Rename every "x-tick-label" to "x-axis-tick" in the records from the start through the line containing "redshift-label: cz = 22.5", and give those lines back with nothing else changed.

[Element box annotations]
◇ ◇ ◇ ◇ ◇ ◇ ◇
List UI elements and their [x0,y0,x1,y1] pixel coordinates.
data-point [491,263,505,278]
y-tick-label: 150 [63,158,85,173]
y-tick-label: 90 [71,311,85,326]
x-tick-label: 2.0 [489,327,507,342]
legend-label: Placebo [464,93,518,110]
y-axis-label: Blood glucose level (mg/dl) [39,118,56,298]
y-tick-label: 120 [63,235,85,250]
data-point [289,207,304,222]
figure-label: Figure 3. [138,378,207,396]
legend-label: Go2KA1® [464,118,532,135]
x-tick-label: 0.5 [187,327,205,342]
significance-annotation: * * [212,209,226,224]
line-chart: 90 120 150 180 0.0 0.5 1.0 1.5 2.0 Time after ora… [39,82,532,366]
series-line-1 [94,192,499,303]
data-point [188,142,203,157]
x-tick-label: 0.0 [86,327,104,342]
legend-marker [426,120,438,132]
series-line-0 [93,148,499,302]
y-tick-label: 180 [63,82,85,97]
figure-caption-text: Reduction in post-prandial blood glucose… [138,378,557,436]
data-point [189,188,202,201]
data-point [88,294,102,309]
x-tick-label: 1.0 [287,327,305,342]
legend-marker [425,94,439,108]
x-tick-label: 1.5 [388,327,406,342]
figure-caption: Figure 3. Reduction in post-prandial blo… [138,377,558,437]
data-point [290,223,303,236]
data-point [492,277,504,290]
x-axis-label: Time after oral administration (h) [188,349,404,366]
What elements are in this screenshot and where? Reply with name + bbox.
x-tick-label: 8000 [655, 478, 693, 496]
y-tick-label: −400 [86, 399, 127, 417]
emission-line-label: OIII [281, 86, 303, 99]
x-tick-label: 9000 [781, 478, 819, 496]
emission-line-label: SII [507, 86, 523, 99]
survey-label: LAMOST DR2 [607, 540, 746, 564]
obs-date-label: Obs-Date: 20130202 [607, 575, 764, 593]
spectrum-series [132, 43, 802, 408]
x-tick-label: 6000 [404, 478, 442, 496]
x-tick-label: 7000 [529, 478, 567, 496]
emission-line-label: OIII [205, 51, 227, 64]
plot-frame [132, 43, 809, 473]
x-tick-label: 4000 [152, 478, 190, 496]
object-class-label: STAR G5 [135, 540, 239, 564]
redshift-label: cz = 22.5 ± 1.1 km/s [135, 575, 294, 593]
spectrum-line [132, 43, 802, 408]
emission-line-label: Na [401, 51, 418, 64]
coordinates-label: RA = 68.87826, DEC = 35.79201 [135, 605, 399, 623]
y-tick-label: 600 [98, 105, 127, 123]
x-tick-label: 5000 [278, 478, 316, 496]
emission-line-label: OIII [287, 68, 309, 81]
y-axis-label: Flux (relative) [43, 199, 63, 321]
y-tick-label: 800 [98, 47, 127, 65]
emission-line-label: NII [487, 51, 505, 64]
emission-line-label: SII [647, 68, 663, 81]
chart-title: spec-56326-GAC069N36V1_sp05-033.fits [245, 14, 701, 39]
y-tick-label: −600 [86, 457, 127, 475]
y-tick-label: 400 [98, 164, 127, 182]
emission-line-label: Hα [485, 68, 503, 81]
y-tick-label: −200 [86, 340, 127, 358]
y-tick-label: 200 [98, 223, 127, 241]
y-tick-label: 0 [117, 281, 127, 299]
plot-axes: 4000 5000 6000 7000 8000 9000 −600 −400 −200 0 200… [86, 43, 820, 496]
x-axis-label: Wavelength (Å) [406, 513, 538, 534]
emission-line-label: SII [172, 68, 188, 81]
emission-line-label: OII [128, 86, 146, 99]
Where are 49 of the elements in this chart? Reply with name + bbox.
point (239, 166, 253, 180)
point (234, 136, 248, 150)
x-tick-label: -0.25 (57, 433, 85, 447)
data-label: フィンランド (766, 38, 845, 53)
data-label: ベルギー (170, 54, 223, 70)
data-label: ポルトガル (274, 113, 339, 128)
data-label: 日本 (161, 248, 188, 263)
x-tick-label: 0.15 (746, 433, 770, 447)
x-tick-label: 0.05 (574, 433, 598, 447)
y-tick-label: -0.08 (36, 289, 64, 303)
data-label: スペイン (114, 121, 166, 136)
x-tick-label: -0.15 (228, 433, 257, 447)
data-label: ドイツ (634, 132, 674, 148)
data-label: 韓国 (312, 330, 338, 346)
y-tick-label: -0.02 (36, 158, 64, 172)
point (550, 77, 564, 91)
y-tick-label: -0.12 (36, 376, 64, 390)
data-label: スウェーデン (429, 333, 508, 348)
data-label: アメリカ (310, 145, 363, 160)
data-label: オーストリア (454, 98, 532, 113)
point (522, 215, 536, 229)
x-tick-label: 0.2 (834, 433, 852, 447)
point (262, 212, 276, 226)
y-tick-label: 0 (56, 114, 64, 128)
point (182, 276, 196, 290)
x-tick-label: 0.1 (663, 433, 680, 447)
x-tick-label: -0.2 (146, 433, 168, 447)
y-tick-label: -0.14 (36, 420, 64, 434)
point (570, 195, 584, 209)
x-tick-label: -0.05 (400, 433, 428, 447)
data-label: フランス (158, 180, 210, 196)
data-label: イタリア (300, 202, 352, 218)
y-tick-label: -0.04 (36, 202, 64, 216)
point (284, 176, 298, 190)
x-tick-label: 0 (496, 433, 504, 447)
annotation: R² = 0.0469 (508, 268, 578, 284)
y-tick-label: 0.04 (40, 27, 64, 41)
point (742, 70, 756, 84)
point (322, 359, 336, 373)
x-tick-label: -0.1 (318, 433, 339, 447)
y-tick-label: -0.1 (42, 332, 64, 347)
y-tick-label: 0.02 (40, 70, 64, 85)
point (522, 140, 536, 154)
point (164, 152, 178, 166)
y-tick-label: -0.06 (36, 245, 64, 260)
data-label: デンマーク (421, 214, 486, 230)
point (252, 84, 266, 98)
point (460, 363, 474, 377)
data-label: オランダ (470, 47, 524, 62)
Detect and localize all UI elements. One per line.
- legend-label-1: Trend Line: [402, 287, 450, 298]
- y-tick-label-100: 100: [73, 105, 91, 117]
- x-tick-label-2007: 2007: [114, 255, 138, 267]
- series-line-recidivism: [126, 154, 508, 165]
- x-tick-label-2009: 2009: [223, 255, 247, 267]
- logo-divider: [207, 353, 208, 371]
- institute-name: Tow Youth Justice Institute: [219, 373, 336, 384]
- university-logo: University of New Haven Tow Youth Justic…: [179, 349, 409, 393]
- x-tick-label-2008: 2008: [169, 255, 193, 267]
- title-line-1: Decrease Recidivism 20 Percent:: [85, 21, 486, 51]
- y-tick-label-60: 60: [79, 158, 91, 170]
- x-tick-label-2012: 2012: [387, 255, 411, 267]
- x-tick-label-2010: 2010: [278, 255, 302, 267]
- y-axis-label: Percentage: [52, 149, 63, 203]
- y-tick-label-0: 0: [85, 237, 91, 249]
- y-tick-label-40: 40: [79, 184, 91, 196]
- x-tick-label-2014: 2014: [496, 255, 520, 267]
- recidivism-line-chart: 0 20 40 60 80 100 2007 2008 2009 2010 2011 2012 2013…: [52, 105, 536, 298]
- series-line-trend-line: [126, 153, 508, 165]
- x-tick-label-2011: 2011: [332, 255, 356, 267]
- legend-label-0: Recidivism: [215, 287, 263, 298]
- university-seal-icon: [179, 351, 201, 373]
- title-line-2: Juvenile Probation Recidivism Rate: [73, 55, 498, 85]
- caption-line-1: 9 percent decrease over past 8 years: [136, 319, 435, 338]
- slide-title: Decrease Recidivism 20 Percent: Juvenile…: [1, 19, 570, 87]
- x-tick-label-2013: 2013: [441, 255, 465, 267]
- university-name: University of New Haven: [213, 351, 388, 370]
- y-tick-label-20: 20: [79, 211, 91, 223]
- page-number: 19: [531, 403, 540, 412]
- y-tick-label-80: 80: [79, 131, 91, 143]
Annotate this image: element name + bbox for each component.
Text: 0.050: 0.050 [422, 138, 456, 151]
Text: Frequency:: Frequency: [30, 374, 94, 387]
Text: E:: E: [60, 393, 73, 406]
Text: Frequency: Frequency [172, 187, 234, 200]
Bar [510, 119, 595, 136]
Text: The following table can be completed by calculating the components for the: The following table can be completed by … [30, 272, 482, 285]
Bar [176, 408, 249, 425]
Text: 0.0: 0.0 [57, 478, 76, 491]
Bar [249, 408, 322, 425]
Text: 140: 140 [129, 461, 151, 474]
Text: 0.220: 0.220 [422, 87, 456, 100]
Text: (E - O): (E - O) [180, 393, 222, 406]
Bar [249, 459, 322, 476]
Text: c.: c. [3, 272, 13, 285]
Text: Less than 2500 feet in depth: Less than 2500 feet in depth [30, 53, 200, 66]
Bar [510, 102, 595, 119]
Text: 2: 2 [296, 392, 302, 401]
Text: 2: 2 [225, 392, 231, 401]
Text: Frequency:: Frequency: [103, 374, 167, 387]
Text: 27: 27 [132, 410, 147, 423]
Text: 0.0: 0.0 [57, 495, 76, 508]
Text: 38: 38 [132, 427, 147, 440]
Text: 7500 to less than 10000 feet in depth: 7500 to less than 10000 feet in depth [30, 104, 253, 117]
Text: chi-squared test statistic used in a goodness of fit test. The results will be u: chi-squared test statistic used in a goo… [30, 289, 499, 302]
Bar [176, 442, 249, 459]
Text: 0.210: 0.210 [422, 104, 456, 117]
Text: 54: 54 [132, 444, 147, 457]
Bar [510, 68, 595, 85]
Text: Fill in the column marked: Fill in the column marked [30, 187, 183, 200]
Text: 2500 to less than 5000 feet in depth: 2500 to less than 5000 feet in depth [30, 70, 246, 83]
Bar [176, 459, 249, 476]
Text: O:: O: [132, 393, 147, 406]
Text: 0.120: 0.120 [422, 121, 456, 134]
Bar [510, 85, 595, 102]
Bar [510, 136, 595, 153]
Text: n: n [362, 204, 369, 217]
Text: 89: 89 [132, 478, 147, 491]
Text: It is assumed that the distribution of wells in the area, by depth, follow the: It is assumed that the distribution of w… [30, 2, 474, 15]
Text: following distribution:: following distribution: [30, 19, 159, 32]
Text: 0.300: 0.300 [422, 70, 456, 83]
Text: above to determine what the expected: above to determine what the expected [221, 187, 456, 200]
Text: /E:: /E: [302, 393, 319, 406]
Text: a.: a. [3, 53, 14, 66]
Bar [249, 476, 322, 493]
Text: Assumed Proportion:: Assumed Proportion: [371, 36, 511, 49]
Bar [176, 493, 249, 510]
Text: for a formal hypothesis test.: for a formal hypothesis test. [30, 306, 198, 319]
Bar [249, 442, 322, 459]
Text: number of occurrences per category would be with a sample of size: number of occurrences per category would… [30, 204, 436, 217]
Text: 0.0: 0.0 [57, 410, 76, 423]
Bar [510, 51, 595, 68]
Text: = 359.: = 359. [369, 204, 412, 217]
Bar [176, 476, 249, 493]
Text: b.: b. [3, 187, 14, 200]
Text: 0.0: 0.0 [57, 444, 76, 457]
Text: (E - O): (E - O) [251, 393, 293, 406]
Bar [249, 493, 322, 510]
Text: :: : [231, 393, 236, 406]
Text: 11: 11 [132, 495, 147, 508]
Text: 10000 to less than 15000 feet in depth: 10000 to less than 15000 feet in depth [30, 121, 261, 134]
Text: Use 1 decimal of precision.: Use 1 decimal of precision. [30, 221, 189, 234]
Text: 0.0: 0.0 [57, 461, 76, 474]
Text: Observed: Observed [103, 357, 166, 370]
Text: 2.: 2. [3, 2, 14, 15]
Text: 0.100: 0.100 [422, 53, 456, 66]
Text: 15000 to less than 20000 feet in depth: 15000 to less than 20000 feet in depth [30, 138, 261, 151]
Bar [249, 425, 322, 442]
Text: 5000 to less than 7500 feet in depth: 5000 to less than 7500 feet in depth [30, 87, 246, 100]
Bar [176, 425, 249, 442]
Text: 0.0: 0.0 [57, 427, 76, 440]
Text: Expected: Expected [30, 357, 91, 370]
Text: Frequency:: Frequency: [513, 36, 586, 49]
◇ ◇ ◇ ◇ ◇ ◇ ◇
◆ Output:
List UI elements and their [x0,y0,x1,y1] pixel coordinates.
data-point [491,263,505,278]
y-tick-label: 150 [63,158,85,173]
y-tick-label: 90 [71,311,85,326]
x-axis-tick: 2.0 [489,327,507,342]
legend-label: Placebo [464,93,518,110]
y-axis-label: Blood glucose level (mg/dl) [39,118,56,298]
y-tick-label: 120 [63,235,85,250]
data-point [289,207,304,222]
figure-label: Figure 3. [138,378,207,396]
legend-label: Go2KA1® [464,118,532,135]
x-axis-tick: 0.5 [187,327,205,342]
significance-annotation: * * [212,209,226,224]
line-chart: 90 120 150 180 0.0 0.5 1.0 1.5 2.0 Time after ora… [39,82,532,366]
series-line-1 [94,192,499,303]
data-point [188,142,203,157]
x-axis-tick: 0.0 [86,327,104,342]
legend-marker [426,120,438,132]
series-line-0 [93,148,499,302]
y-tick-label: 180 [63,82,85,97]
figure-caption-text: Reduction in post-prandial blood glucose… [138,378,557,436]
data-point [189,188,202,201]
data-point [88,294,102,309]
x-axis-tick: 1.0 [287,327,305,342]
legend-marker [425,94,439,108]
x-axis-tick: 1.5 [388,327,406,342]
figure-caption: Figure 3. Reduction in post-prandial blo… [138,377,558,437]
data-point [290,223,303,236]
data-point [492,277,504,290]
x-axis-label: Time after oral administration (h) [188,349,404,366]
What elements are in this screenshot and where? Reply with name + bbox.
x-axis-tick: 8000 [655, 478, 693, 496]
y-tick-label: −400 [86, 399, 127, 417]
emission-line-label: OIII [281, 86, 303, 99]
x-axis-tick: 9000 [781, 478, 819, 496]
emission-line-label: SII [507, 86, 523, 99]
survey-label: LAMOST DR2 [607, 540, 746, 564]
obs-date-label: Obs-Date: 20130202 [607, 575, 764, 593]
spectrum-series [132, 43, 802, 408]
x-axis-tick: 6000 [404, 478, 442, 496]
x-axis-tick: 7000 [529, 478, 567, 496]
emission-line-label: OIII [205, 51, 227, 64]
plot-frame [132, 43, 809, 473]
x-axis-tick: 4000 [152, 478, 190, 496]
object-class-label: STAR G5 [135, 540, 239, 564]
redshift-label: cz = 22.5 ± 1.1 km/s [135, 575, 294, 593]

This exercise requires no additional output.